━━━━━ EXERCISE DATA ━━━━━

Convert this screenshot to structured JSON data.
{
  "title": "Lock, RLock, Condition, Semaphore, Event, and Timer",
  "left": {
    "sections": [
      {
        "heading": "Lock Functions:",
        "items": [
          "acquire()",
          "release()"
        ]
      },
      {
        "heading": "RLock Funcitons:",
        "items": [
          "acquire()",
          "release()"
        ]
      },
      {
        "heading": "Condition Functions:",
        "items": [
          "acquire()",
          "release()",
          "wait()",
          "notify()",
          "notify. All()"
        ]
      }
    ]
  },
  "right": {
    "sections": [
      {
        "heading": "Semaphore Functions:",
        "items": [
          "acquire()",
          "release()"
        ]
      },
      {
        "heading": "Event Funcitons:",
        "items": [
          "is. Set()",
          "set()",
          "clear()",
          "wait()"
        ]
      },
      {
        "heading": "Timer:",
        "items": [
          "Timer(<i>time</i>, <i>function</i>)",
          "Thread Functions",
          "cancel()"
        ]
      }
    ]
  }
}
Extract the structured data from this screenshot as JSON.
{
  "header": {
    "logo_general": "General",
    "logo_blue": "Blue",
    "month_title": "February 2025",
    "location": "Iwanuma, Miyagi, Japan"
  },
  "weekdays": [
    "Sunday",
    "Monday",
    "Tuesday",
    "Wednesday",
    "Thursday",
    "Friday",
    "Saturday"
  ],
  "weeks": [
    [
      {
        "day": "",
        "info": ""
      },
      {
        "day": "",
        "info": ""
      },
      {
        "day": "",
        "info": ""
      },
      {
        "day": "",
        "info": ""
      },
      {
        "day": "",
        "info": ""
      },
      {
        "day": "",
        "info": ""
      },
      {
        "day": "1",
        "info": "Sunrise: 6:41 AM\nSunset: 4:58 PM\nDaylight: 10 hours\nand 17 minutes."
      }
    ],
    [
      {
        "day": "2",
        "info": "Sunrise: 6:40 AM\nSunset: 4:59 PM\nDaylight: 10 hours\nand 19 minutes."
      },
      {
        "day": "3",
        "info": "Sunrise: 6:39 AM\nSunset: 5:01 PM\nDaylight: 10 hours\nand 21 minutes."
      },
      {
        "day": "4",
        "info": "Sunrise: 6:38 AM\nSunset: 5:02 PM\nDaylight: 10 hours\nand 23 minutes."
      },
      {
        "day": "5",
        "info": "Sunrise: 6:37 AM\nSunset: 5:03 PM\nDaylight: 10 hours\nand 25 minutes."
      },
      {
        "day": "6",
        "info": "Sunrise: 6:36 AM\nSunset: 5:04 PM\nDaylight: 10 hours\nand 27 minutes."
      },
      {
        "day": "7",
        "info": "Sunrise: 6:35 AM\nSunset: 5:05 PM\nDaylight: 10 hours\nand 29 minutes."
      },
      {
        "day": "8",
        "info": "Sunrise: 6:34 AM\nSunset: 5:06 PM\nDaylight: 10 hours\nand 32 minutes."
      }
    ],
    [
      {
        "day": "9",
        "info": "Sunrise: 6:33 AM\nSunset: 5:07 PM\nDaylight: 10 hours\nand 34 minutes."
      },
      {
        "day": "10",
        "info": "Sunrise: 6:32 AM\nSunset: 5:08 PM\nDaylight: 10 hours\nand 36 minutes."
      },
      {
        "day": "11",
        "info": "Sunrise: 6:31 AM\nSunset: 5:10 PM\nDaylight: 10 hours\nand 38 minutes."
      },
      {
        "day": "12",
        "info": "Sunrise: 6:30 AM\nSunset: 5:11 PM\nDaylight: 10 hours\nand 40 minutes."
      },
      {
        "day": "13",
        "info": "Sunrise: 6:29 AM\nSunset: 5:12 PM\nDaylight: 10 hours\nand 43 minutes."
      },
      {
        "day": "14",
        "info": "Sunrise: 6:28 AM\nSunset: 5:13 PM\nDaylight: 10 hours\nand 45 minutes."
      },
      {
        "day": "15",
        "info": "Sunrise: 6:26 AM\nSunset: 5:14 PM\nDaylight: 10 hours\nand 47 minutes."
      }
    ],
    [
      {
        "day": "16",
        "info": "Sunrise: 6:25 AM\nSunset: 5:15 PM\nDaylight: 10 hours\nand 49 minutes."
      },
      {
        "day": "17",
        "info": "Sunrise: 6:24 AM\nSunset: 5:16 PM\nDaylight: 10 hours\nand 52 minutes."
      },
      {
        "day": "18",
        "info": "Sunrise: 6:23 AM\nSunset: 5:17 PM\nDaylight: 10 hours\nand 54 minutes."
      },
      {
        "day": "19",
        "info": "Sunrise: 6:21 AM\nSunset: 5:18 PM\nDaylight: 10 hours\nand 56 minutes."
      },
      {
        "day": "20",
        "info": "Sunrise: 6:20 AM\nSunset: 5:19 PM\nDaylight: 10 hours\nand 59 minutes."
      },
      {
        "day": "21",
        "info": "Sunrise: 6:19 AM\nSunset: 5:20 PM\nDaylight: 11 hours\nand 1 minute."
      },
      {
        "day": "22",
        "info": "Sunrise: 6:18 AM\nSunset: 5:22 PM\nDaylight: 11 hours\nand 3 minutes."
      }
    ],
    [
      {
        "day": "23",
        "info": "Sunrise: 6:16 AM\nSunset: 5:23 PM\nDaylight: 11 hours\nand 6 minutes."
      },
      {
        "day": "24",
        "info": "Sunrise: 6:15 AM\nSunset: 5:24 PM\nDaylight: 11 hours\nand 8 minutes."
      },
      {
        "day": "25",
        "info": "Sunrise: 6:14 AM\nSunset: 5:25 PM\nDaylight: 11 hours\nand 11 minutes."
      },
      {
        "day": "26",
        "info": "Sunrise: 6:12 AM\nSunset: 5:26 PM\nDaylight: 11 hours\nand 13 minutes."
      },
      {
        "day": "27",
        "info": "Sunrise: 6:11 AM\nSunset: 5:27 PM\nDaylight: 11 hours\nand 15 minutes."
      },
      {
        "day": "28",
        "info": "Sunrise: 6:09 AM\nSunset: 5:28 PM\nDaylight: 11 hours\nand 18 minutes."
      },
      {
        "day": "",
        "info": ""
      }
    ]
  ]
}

━━━━━

Copy each line from the data above that includes "Funcitons".

        "heading": "RLock Funcitons:",
        "heading": "Event Funcitons:",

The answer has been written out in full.